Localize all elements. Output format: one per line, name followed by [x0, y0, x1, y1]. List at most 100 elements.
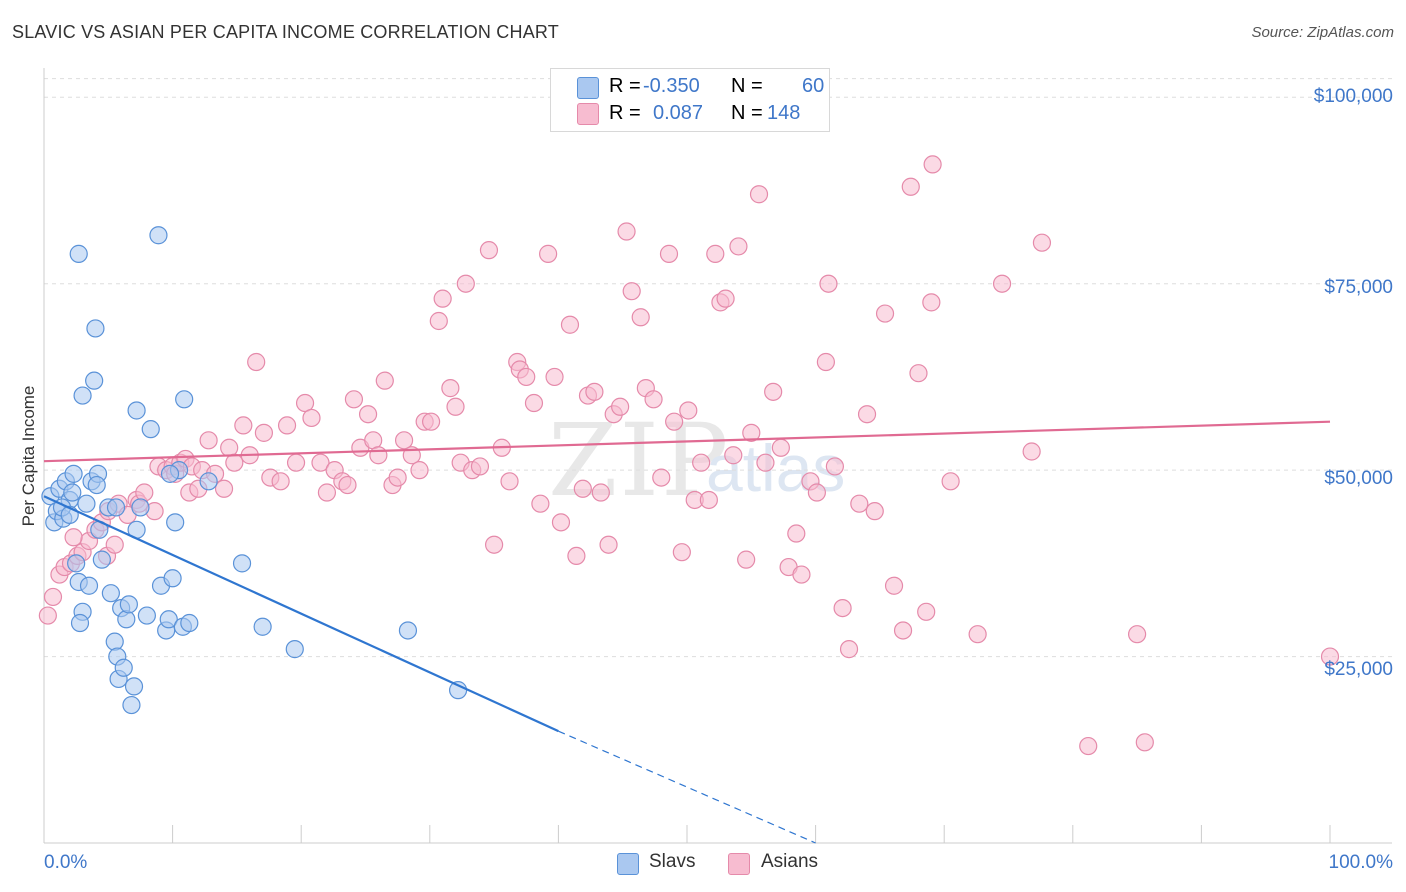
- asians-point: [375, 371, 394, 390]
- slavs-point: [253, 617, 272, 636]
- asians-point: [135, 483, 154, 502]
- slavs-point: [77, 494, 96, 513]
- slavs-point: [149, 226, 168, 245]
- asians-point: [599, 535, 618, 554]
- asians-point: [317, 483, 337, 502]
- asians-point: [394, 431, 414, 450]
- asians-point: [539, 244, 558, 263]
- slavs-point: [180, 613, 199, 633]
- slavs-n-value: 60: [802, 75, 825, 97]
- asians-point: [254, 423, 274, 442]
- y-axis-label: Per Capita Income: [19, 385, 38, 527]
- asians-point: [1079, 736, 1098, 756]
- asians-point: [64, 528, 83, 547]
- asians-point: [277, 416, 297, 435]
- slavs-point: [63, 483, 82, 502]
- asians-point: [271, 472, 290, 491]
- asians-point: [724, 446, 743, 465]
- y-tick-75000: $75,000: [1324, 277, 1393, 298]
- asians-point: [388, 468, 407, 487]
- x-tick-max: 100.0%: [1328, 852, 1393, 873]
- asians-n-label: N =: [731, 102, 763, 124]
- asians-point: [338, 475, 357, 495]
- legend-asians-label: Asians: [761, 851, 819, 872]
- slavs-point: [159, 610, 178, 629]
- asians-point: [992, 274, 1012, 293]
- slavs-r-value: -0.350: [643, 75, 700, 97]
- slavs-point: [87, 475, 106, 495]
- slavs-point: [70, 613, 90, 633]
- slavs-point: [73, 386, 92, 405]
- slavs-point: [106, 498, 126, 517]
- asians-point: [659, 244, 679, 263]
- asians-point: [672, 543, 691, 562]
- asians-point: [617, 222, 636, 241]
- legend-slavs-icon: [617, 853, 639, 875]
- asians-point: [485, 535, 504, 554]
- asians-point: [311, 453, 330, 472]
- asians-point: [410, 461, 429, 480]
- slavs-trend-line: [43, 495, 559, 733]
- asians-point: [875, 304, 895, 323]
- asians-point: [699, 490, 718, 510]
- slavs-point: [64, 464, 83, 483]
- slavs-point: [141, 420, 160, 439]
- asians-point: [1127, 625, 1147, 644]
- slavs-point: [127, 401, 146, 420]
- slavs-point: [160, 464, 180, 483]
- slavs-point: [199, 472, 218, 491]
- slavs-point: [163, 569, 182, 588]
- asians-point: [421, 412, 441, 431]
- asians-point: [893, 621, 913, 640]
- asians-point: [706, 244, 725, 263]
- asians-point: [729, 237, 748, 256]
- asians-point: [1320, 647, 1340, 666]
- asians-point: [531, 494, 550, 513]
- asians-point: [909, 364, 928, 383]
- source-label: Source: ZipAtlas.com: [1251, 24, 1394, 41]
- asians-point: [1135, 733, 1154, 752]
- correlation-legend: R = -0.350 N = 60 R = 0.087 N = 148: [550, 68, 830, 132]
- slavs-point: [137, 606, 156, 625]
- asians-point: [358, 405, 378, 424]
- asians-point: [917, 602, 936, 621]
- asians-point: [214, 479, 234, 498]
- asians-point: [479, 241, 499, 260]
- slavs-point: [117, 610, 136, 629]
- asians-point: [644, 390, 663, 409]
- slavs-point: [67, 554, 86, 573]
- asians-r-label: R =: [609, 102, 641, 124]
- asians-point: [517, 367, 536, 387]
- slavs-point: [105, 632, 124, 651]
- y-tick-50000: $50,000: [1324, 468, 1393, 489]
- asians-point: [922, 293, 941, 312]
- slavs-point: [175, 390, 194, 409]
- asians-point: [716, 289, 735, 308]
- asians-point: [456, 274, 475, 293]
- slavs-point: [124, 677, 144, 696]
- asians-point: [857, 405, 877, 424]
- asians-point: [665, 412, 684, 431]
- asians-point: [816, 352, 835, 372]
- asians-point: [884, 576, 904, 595]
- asians-point: [573, 479, 592, 498]
- asians-point: [611, 397, 630, 416]
- asians-point: [833, 598, 852, 618]
- slavs-point: [232, 554, 252, 573]
- asians-point: [43, 587, 63, 607]
- asians-point: [771, 438, 790, 457]
- asians-point: [631, 308, 650, 327]
- asians-point: [968, 625, 987, 644]
- asians-point: [819, 274, 838, 293]
- asians-point: [1022, 442, 1041, 461]
- asians-point: [787, 524, 806, 543]
- asians-point: [441, 379, 460, 398]
- asians-point: [247, 352, 266, 372]
- asians-point: [742, 423, 761, 442]
- slavs-point: [85, 371, 104, 390]
- asians-point: [286, 453, 306, 472]
- asians-point: [551, 513, 571, 532]
- slavs-point: [69, 244, 88, 263]
- slavs-point: [101, 584, 120, 603]
- asians-n-value: 148: [767, 102, 801, 124]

..............................

** Aim **
Copy out every line of the entries above, character for character, and leave out the picture placeholders.

** Correct output **
Localize all elements. Output format: one per line, name followed by [x0, y0, x1, y1]. List at most 100 elements.
- asians-point: [375, 371, 394, 390]
- slavs-point: [253, 617, 272, 636]
- asians-point: [135, 483, 154, 502]
- slavs-point: [77, 494, 96, 513]
- slavs-point: [149, 226, 168, 245]
- asians-point: [599, 535, 618, 554]
- asians-point: [317, 483, 337, 502]
- asians-point: [394, 431, 414, 450]
- asians-point: [539, 244, 558, 263]
- slavs-point: [180, 613, 199, 633]
- slavs-n-value: 60: [802, 75, 825, 97]
- asians-point: [254, 423, 274, 442]
- y-axis-label: Per Capita Income: [19, 385, 38, 527]
- asians-point: [1079, 736, 1098, 756]
- asians-point: [64, 528, 83, 547]
- asians-point: [277, 416, 297, 435]
- slavs-point: [63, 483, 82, 502]
- asians-point: [271, 472, 290, 491]
- asians-point: [724, 446, 743, 465]
- y-tick-75000: $75,000: [1324, 277, 1393, 298]
- asians-point: [388, 468, 407, 487]
- x-tick-max: 100.0%: [1328, 852, 1393, 873]
- asians-n-label: N =: [731, 102, 763, 124]
- asians-point: [338, 475, 357, 495]
- legend-asians-label: Asians: [761, 851, 819, 872]
- slavs-point: [159, 610, 178, 629]
- asians-point: [992, 274, 1012, 293]
- slavs-r-value: -0.350: [643, 75, 700, 97]
- slavs-point: [87, 475, 106, 495]
- slavs-point: [70, 613, 90, 633]
- slavs-point: [73, 386, 92, 405]
- slavs-point: [106, 498, 126, 517]
- asians-point: [659, 244, 679, 263]
- asians-point: [672, 543, 691, 562]
- asians-point: [617, 222, 636, 241]
- legend-slavs-icon: [617, 853, 639, 875]
- asians-point: [485, 535, 504, 554]
- asians-point: [311, 453, 330, 472]
- asians-point: [410, 461, 429, 480]
- slavs-trend-line: [43, 495, 559, 733]
- asians-point: [875, 304, 895, 323]
- asians-point: [699, 490, 718, 510]
- slavs-point: [64, 464, 83, 483]
- slavs-point: [141, 420, 160, 439]
- asians-point: [1127, 625, 1147, 644]
- slavs-point: [127, 401, 146, 420]
- slavs-point: [160, 464, 180, 483]
- slavs-point: [199, 472, 218, 491]
- slavs-point: [163, 569, 182, 588]
- asians-point: [421, 412, 441, 431]
- asians-point: [893, 621, 913, 640]
- asians-point: [706, 244, 725, 263]
- asians-point: [729, 237, 748, 256]
- asians-point: [1320, 647, 1340, 666]
- asians-point: [531, 494, 550, 513]
- asians-point: [909, 364, 928, 383]
- source-label: Source: ZipAtlas.com: [1251, 24, 1394, 41]
- asians-point: [1135, 733, 1154, 752]
- correlation-legend: R = -0.350 N = 60 R = 0.087 N = 148: [550, 68, 830, 132]
- slavs-point: [137, 606, 156, 625]
- asians-point: [358, 405, 378, 424]
- asians-point: [917, 602, 936, 621]
- asians-point: [214, 479, 234, 498]
- asians-point: [479, 241, 499, 260]
- slavs-point: [117, 610, 136, 629]
- asians-point: [644, 390, 663, 409]
- slavs-point: [67, 554, 86, 573]
- asians-r-label: R =: [609, 102, 641, 124]
- asians-point: [517, 367, 536, 387]
- slavs-point: [105, 632, 124, 651]
- y-tick-50000: $50,000: [1324, 468, 1393, 489]
- asians-point: [922, 293, 941, 312]
- slavs-point: [175, 390, 194, 409]
- asians-point: [716, 289, 735, 308]
- asians-point: [456, 274, 475, 293]
- slavs-point: [124, 677, 144, 696]
- asians-point: [857, 405, 877, 424]
- asians-point: [665, 412, 684, 431]
- asians-point: [816, 352, 835, 372]
- asians-point: [884, 576, 904, 595]
- asians-point: [573, 479, 592, 498]
- asians-point: [611, 397, 630, 416]
- asians-point: [833, 598, 852, 618]
- slavs-point: [232, 554, 252, 573]
- asians-point: [43, 587, 63, 607]
- asians-point: [771, 438, 790, 457]
- asians-point: [631, 308, 650, 327]
- asians-point: [968, 625, 987, 644]
- asians-point: [819, 274, 838, 293]
- asians-point: [1022, 442, 1041, 461]
- asians-point: [787, 524, 806, 543]
- asians-point: [441, 379, 460, 398]
- asians-point: [247, 352, 266, 372]
- asians-point: [742, 423, 761, 442]
- slavs-point: [85, 371, 104, 390]
- asians-point: [286, 453, 306, 472]
- asians-point: [551, 513, 571, 532]
- slavs-point: [69, 244, 88, 263]
- slavs-point: [101, 584, 120, 603]
- asians-n-value: 148: [767, 102, 801, 124]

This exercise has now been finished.